= THE PROBLEM =
Render the records below as a two-column CSV with the header input,output, one row per record: the record's text under input and its answer under output. Put each field in double quotes and replace line breaks with spaces.

= INFORMATION PROVIDED =
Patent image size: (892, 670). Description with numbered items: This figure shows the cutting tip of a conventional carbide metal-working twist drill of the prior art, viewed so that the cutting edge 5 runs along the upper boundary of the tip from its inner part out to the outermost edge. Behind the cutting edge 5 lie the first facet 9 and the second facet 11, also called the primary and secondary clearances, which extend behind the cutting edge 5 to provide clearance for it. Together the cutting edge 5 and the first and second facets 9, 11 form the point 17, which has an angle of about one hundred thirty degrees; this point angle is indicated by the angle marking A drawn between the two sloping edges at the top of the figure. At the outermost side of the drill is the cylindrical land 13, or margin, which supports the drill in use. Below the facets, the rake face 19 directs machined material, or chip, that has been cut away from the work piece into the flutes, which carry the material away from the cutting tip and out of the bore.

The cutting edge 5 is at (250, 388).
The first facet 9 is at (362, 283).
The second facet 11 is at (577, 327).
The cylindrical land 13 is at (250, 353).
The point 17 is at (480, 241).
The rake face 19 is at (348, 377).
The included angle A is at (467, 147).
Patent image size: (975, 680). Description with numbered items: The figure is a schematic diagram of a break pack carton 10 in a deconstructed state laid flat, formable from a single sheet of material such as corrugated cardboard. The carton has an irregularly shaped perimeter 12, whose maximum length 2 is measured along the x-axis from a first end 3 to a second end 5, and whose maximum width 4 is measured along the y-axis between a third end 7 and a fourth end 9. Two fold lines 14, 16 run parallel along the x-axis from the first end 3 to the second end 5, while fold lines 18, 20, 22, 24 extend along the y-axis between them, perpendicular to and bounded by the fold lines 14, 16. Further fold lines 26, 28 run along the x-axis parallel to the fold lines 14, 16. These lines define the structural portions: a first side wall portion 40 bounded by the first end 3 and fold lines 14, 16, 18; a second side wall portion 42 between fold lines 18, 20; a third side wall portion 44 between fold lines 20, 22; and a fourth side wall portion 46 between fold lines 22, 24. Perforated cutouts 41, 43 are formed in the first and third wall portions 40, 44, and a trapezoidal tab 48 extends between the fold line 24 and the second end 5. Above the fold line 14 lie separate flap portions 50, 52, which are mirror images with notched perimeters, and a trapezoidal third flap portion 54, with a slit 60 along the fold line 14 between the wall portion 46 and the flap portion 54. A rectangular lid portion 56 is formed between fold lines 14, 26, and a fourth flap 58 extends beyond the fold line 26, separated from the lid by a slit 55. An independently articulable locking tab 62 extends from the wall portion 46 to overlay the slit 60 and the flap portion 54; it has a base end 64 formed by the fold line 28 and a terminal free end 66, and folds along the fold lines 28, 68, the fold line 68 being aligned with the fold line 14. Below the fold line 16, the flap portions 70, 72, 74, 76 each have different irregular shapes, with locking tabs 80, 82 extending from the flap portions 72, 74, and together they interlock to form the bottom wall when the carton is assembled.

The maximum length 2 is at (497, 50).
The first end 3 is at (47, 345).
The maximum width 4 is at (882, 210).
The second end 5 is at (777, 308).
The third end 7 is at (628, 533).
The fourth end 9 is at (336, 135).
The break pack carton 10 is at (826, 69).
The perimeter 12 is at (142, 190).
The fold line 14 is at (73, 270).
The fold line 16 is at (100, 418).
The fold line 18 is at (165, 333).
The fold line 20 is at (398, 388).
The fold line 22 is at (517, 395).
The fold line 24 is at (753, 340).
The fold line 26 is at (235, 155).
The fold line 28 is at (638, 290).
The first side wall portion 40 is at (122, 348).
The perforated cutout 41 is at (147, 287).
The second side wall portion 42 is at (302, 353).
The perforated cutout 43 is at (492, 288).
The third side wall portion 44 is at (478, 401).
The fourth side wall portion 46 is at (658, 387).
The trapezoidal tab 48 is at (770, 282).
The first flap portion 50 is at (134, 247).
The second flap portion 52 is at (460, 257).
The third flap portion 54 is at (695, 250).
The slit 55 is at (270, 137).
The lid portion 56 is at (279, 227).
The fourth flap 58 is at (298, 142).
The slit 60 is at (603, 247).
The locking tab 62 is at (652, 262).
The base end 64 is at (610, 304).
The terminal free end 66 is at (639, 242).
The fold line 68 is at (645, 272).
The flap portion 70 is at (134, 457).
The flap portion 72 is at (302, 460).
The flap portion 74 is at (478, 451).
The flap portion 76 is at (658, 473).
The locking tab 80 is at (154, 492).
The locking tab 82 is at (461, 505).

= EXERCISE OUTPUT =
input,output
"Patent image size: (892, 670). Description with numbered items: This figure shows the cutting tip of a conventional carbide metal-working twist drill of the prior art, viewed so that the cutting edge 5 runs along the upper boundary of the tip from its inner part out to the outermost edge. Behind the cutting edge 5 lie the first facet 9 and the second facet 11, also called the primary and secondary clearances, which extend behind the cutting edge 5 to provide clearance for it. Together the cutting edge 5 and the first and second facets 9, 11 form the point 17, which has an angle of about one hundred thirty degrees; this point angle is indicated by the angle marking A drawn between the two sloping edges at the top of the figure. At the outermost side of the drill is the cylindrical land 13, or margin, which supports the drill in use. Below the facets, the rake face 19 directs machined material, or chip, that has been cut away from the work piece into the flutes, which carry the material away from the cutting tip and out of the bore.","The cutting edge 5 is at (250, 388). The first facet 9 is at (362, 283). The second facet 11 is at (577, 327). The cylindrical land 13 is at (250, 353). The point 17 is at (480, 241). The rake face 19 is at (348, 377). The included angle A is at (467, 147)."
"Patent image size: (975, 680). Description with numbered items: The figure is a schematic diagram of a break pack carton 10 in a deconstructed state laid flat, formable from a single sheet of material such as corrugated cardboard. The carton has an irregularly shaped perimeter 12, whose maximum length 2 is measured along the x-axis from a first end 3 to a second end 5, and whose maximum width 4 is measured along the y-axis between a third end 7 and a fourth end 9. Two fold lines 14, 16 run parallel along the x-axis from the first end 3 to the second end 5, while fold lines 18, 20, 22, 24 extend along the y-axis between them, perpendicular to and bounded by the fold lines 14, 16. Further fold lines 26, 28 run along the x-axis parallel to the fold lines 14, 16. These lines define the structural portions: a first side wall portion 40 bounded by the first end 3 and fold lines 14, 16, 18; a second side wall portion 42 between fold lines 18, 20; a third side wall portion 44 between fold lines 20, 22; and a fourth side wall portion 46 between fold lines 22, 24. Perforated cutouts 41, 43 are formed in the first and third wall portions 40, 44, and a trapezoidal tab 48 extends between the fold line 24 and the second end 5. Above the fold line 14 lie separate flap portions 50, 52, which are mirror images with notched perimeters, and a trapezoidal third flap portion 54, with a slit 60 along the fold line 14 between the wall portion 46 and the flap portion 54. A rectangular lid portion 56 is formed between fold lines 14, 26, and a fourth flap 58 extends beyond the fold line 26, separated from the lid by a slit 55. An independently articulable locking tab 62 extends from the wall portion 46 to overlay the slit 60 and the flap portion 54; it has a base end 64 formed by the fold line 28 and a terminal free end 66, and folds along the fold lines 28, 68, the fold line 68 being aligned with the fold line 14. Below the fold line 16, the flap portions 70, 72, 74, 76 each have different irregular shapes, with locking tabs 80, 82 extending from the flap portions 72, 74, and together they interlock to form the bottom wall when the carton is assembled.","The maximum length 2 is at (497, 50). The first end 3 is at (47, 345). The maximum width 4 is at (882, 210). The second end 5 is at (777, 308). The third end 7 is at (628, 533). The fourth end 9 is at (336, 135). The break pack carton 10 is at (826, 69). The perimeter 12 is at (142, 190). The fold line 14 is at (73, 270). The fold line 16 is at (100, 418). The fold line 18 is at (165, 333). The fold line 20 is at (398, 388). The fold line 22 is at (517, 395). The fold line 24 is at (753, 340). The fold line 26 is at (235, 155). The fold line 28 is at (638, 290). The first side wall portion 40 is at (122, 348). The perforated cutout 41 is at (147, 287). The second side wall portion 42 is at (302, 353). The perforated cutout 43 is at (492, 288). The third side wall portion 44 is at (478, 401). The fourth side wall portion 46 is at (658, 387). The trapezoidal tab 48 is at (770, 282). The first flap portion 50 is at (134, 247). The second flap portion 52 is at (460, 257). The third flap portion 54 is at (695, 250). The slit 55 is at (270, 137). The lid portion 56 is at (279, 227). The fourth flap 58 is at (298, 142). The slit 60 is at (603, 247). The locking tab 62 is at (652, 262). The base end 64 is at (610, 304). The terminal free end 66 is at (639, 242). The fold line 68 is at (645, 272). The flap portion 70 is at (134, 457). The flap portion 72 is at (302, 460). The flap portion 74 is at (478, 451). The flap portion 76 is at (658, 473). The locking tab 80 is at (154, 492). The locking tab 82 is at (461, 505)."